> _What to work on_
Filter the entries and keep only the lines where the string "مشرفه" appears.

[Collected data]
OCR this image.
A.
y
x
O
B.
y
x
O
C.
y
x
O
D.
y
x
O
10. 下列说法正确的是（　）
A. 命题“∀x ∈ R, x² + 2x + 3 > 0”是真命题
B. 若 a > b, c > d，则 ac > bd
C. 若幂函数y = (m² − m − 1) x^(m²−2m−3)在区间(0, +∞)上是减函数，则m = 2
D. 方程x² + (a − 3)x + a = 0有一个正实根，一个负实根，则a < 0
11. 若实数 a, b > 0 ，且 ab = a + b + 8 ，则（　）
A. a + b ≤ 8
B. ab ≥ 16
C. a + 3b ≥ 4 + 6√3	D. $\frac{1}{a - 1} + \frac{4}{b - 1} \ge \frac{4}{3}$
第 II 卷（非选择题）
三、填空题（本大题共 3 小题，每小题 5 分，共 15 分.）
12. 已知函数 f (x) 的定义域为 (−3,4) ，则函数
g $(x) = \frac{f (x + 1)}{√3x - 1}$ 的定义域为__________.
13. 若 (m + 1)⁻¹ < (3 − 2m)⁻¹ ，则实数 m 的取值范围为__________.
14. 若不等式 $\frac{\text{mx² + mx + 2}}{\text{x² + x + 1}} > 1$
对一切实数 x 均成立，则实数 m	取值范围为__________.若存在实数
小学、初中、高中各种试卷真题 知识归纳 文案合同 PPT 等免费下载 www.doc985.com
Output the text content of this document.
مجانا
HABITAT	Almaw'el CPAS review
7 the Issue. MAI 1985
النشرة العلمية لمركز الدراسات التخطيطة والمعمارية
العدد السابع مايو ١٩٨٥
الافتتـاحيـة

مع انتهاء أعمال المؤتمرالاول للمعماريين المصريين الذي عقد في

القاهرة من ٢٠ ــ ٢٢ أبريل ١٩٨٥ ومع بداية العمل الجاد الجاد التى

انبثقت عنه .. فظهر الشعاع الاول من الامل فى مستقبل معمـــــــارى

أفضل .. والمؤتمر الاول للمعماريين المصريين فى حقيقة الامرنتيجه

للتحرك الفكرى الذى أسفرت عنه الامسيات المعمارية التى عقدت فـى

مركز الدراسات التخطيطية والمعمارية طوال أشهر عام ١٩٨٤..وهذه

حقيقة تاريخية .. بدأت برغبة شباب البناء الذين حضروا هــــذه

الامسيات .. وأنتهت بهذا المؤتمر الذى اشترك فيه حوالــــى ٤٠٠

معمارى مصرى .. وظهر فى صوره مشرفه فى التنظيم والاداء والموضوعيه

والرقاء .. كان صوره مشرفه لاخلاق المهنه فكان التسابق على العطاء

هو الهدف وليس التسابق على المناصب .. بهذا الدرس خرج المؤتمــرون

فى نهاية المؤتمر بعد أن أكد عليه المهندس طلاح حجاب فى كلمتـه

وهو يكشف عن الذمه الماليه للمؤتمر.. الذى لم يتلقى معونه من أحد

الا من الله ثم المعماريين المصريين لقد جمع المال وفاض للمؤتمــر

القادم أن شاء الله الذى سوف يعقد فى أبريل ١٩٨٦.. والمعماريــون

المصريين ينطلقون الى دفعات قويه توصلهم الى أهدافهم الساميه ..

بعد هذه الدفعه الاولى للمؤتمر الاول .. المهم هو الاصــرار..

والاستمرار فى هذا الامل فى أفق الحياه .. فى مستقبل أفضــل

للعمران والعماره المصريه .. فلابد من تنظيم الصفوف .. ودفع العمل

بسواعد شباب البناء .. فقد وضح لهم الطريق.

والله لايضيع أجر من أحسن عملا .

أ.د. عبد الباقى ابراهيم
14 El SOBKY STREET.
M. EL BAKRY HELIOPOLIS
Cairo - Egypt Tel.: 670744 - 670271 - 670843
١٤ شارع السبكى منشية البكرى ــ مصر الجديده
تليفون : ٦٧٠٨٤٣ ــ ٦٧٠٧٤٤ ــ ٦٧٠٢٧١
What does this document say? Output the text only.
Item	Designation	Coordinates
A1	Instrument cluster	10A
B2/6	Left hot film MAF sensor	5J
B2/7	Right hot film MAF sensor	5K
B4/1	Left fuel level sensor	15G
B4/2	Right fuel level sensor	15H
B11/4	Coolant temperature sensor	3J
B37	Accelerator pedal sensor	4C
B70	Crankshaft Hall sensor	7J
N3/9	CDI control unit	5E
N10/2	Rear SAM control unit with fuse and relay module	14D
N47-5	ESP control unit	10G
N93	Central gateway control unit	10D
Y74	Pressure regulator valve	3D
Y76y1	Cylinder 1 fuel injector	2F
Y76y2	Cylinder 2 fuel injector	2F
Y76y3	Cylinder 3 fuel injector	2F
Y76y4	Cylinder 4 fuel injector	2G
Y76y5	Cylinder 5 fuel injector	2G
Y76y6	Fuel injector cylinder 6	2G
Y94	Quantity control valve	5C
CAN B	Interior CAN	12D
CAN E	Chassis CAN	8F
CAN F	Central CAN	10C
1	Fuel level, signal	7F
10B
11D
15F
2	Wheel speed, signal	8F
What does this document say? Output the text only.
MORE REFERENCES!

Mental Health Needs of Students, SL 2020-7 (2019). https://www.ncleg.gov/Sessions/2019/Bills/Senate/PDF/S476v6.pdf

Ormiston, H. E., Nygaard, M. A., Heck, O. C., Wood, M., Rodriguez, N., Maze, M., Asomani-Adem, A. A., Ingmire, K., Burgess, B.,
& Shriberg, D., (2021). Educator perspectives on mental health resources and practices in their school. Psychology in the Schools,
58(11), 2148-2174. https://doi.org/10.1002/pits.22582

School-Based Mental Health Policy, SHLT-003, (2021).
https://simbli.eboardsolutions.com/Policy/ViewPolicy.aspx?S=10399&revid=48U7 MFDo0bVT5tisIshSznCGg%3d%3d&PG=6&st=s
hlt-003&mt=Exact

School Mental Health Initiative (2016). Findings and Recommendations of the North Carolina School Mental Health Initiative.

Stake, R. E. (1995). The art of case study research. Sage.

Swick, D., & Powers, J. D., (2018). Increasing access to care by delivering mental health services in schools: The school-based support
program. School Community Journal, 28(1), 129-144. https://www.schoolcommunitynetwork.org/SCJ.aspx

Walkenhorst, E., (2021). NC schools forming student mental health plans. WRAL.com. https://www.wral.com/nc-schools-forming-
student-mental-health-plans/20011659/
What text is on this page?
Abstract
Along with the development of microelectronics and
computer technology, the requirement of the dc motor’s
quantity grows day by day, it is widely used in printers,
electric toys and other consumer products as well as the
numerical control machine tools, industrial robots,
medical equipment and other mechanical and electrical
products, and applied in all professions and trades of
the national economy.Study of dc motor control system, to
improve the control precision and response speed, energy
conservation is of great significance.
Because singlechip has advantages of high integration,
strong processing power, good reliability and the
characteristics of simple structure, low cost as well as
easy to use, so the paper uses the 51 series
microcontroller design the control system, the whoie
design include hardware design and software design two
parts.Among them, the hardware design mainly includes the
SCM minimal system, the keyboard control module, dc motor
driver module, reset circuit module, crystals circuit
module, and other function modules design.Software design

> _Expected answer_
معمارى مصرى .. وظهر فى صوره مشرفه فى التنظيم والاداء والموضوعيه
والرقاء .. كان صوره مشرفه لاخلاق المهنه فكان التسابق على العطاء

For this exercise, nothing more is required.